§ PROBLEM REQUIREMENTS: Only lines with the word "Weisfeiler" are needed; collect each of them from the listing below.

§ GIVEN DATA:
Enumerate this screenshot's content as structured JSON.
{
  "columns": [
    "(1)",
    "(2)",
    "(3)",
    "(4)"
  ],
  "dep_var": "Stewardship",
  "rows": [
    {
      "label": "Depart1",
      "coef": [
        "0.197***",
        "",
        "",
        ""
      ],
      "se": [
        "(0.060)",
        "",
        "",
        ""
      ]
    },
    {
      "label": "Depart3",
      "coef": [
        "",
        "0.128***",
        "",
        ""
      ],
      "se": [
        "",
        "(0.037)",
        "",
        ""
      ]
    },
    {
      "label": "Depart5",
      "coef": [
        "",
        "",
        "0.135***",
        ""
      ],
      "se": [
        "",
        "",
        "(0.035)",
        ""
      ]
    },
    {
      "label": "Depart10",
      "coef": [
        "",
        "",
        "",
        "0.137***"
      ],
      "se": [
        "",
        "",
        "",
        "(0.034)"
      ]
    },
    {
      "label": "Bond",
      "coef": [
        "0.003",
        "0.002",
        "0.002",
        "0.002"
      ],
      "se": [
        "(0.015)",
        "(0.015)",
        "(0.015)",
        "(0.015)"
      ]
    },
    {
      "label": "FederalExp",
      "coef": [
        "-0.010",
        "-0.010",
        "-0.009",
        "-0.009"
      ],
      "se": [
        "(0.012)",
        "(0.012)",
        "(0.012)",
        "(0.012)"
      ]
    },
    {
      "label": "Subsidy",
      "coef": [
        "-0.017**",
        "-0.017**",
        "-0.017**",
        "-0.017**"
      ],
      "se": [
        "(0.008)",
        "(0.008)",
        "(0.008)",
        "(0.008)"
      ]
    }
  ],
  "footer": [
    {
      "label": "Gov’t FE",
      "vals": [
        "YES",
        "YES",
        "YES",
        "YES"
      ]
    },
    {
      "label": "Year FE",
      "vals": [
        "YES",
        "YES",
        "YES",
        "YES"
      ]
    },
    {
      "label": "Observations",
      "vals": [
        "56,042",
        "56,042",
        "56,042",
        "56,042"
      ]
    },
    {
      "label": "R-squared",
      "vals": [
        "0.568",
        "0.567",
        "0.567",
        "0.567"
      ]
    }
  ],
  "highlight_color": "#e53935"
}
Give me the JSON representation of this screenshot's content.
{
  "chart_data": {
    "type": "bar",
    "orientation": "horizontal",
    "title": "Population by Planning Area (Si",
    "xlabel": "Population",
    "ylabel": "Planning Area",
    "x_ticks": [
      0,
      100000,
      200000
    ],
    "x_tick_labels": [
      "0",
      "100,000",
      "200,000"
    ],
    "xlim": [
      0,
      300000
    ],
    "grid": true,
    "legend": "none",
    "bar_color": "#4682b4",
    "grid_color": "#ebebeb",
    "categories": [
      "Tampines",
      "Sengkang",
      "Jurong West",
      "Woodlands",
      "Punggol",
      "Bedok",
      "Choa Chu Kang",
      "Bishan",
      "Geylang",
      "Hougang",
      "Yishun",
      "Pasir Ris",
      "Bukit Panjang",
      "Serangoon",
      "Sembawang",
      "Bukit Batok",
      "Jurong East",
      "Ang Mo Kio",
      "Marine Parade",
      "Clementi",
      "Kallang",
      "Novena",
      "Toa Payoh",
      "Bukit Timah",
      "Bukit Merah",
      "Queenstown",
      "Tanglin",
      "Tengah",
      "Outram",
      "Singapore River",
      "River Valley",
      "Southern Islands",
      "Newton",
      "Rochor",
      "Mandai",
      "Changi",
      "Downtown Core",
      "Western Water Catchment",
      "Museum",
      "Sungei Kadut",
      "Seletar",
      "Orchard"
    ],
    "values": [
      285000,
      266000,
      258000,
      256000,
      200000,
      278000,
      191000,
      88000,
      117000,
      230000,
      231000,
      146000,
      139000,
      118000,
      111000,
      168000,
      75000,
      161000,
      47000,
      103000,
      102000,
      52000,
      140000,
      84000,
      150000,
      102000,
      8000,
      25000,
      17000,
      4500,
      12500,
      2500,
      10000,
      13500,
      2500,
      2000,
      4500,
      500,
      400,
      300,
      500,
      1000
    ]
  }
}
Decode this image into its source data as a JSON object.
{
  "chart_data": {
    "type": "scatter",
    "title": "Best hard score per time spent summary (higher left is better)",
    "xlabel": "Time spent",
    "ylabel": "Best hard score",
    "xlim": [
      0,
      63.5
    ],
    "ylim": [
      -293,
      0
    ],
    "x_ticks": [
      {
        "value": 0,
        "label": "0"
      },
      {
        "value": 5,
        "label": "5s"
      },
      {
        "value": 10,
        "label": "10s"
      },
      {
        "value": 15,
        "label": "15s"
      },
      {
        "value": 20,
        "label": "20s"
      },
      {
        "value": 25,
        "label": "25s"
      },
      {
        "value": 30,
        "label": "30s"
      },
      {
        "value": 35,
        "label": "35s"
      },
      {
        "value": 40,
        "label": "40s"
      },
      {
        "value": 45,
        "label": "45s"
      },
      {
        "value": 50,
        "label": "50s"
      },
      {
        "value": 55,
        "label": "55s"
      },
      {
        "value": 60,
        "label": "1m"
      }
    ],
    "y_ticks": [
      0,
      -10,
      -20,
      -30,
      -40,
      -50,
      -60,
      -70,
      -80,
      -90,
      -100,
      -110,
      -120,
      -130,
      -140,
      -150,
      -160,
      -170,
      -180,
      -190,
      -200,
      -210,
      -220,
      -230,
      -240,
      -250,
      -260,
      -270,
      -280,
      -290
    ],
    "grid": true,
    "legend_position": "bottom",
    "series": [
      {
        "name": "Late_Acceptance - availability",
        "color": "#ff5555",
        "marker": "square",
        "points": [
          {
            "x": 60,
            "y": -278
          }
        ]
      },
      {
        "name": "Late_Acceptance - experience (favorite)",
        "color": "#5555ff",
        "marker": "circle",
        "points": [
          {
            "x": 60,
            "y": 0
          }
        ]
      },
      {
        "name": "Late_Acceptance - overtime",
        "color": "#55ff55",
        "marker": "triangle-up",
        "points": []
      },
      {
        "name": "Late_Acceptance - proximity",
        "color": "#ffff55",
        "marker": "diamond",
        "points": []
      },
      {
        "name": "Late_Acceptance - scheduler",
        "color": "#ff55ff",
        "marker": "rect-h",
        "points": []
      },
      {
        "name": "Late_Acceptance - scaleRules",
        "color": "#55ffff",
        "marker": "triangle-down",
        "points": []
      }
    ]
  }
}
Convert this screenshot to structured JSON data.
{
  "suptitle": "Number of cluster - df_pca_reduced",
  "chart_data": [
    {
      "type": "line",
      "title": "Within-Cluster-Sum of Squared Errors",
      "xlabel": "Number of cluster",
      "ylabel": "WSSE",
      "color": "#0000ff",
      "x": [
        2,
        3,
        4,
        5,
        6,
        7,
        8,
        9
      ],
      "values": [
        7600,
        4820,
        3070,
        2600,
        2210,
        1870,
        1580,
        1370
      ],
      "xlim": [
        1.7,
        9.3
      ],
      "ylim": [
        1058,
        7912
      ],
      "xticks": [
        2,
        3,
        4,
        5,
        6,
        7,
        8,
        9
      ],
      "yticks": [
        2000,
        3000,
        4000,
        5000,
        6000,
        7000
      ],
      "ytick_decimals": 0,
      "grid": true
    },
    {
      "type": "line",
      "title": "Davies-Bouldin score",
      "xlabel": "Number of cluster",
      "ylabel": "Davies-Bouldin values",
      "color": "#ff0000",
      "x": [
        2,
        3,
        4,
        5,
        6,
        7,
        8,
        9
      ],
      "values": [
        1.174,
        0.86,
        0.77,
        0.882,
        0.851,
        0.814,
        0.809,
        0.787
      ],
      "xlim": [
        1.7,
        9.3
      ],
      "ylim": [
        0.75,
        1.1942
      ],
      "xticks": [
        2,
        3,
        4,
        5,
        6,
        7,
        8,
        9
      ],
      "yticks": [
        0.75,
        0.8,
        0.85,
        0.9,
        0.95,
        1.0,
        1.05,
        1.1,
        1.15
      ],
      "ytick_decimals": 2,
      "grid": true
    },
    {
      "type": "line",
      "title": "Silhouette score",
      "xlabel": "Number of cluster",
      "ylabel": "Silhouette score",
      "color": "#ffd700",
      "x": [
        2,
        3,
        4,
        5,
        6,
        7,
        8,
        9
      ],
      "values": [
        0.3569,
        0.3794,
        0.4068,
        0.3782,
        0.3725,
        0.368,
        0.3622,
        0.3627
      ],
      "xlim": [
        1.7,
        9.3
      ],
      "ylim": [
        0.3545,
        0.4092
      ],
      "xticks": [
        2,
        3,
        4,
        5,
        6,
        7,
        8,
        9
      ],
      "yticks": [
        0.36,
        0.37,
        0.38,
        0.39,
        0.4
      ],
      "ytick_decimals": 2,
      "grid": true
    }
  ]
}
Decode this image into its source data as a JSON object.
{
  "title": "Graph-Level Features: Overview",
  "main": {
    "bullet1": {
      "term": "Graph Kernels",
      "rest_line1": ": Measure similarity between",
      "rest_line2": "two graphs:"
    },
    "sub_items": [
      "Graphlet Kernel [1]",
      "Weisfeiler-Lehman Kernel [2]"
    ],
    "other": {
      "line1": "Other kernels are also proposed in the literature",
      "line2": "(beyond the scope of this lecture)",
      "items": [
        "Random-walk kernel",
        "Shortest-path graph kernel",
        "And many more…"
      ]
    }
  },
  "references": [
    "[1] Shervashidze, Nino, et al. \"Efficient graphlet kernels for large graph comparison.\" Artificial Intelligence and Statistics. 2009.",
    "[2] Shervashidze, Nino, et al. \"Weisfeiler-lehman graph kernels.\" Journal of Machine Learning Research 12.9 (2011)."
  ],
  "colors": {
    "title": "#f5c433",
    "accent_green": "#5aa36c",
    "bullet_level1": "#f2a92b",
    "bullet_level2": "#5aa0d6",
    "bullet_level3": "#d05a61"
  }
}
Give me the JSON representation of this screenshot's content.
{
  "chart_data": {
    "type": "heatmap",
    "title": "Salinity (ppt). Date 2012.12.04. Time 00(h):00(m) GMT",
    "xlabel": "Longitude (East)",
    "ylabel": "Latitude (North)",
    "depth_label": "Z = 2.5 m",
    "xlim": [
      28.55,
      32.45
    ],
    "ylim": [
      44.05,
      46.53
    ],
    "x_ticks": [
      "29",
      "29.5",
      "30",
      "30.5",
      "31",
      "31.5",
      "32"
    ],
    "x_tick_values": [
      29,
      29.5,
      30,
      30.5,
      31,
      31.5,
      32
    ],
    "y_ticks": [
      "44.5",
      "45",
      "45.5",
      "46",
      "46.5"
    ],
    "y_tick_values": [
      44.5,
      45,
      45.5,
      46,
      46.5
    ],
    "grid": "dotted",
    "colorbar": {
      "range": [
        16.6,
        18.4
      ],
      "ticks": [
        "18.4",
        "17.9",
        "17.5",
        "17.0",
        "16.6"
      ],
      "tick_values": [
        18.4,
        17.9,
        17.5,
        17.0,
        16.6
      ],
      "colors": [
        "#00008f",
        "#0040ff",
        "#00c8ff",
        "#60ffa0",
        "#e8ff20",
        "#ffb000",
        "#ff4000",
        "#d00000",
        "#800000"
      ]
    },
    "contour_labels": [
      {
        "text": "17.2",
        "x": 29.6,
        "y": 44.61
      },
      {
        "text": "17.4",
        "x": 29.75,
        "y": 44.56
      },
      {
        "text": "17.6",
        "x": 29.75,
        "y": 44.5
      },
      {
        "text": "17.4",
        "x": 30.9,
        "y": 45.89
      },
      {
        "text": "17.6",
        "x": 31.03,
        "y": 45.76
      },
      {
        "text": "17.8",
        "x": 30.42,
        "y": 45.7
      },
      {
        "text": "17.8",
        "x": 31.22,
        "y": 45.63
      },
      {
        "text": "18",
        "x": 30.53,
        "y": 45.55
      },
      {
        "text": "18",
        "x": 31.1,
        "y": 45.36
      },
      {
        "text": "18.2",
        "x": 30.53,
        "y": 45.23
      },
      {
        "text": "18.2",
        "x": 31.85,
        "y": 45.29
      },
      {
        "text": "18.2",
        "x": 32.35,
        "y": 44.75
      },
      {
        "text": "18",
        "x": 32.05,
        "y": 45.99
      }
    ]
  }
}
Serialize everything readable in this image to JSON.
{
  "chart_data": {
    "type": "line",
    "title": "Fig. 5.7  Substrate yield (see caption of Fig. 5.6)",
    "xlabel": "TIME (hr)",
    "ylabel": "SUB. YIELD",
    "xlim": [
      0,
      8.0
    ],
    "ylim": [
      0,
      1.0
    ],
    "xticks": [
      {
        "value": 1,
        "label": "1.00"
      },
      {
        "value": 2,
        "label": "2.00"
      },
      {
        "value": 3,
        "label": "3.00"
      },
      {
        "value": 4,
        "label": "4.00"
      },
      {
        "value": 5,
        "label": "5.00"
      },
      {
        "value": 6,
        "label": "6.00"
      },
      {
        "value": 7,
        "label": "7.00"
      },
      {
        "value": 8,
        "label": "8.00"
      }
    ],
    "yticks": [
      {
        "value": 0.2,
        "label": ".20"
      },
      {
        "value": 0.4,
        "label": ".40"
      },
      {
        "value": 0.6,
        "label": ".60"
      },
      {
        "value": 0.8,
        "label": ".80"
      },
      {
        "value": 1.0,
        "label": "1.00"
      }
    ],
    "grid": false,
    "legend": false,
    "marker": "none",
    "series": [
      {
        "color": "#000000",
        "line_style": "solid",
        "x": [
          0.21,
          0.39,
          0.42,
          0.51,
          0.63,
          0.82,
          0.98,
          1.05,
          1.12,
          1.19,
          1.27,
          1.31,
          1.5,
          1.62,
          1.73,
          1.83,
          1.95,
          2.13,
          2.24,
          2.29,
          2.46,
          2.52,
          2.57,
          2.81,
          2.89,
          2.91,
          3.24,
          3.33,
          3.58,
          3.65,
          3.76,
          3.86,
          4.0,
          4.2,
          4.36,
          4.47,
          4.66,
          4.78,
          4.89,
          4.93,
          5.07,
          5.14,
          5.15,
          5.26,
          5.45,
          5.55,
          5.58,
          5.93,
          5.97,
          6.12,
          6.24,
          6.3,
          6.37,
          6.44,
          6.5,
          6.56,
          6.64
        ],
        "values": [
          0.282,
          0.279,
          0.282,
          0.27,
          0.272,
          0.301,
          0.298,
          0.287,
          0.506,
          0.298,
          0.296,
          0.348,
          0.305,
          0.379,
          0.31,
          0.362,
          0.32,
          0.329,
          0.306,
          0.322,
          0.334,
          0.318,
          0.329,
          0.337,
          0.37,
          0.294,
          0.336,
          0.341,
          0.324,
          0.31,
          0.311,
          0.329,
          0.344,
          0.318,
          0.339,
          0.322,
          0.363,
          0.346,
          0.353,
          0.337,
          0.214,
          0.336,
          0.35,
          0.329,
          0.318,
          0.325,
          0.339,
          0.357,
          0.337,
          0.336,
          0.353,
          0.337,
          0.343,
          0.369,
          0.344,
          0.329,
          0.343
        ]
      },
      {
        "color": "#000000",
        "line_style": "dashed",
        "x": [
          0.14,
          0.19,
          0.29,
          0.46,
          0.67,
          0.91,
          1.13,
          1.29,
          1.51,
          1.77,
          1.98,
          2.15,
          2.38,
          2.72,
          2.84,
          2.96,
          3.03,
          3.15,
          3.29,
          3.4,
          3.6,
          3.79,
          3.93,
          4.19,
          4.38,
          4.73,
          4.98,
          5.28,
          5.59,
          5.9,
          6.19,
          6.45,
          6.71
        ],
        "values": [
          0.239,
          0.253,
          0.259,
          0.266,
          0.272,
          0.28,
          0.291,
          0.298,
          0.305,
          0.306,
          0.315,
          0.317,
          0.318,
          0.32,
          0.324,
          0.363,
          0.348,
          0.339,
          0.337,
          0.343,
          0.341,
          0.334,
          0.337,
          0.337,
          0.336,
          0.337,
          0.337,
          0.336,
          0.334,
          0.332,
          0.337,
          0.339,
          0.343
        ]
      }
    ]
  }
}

§ FULL OUTPUT:
      "Weisfeiler-Lehman Kernel [2]"
    "[2] Shervashidze, Nino, et al. \"Weisfeiler-lehman graph kernels.\" Journal of Machine Learning Research 12.9 (2011)."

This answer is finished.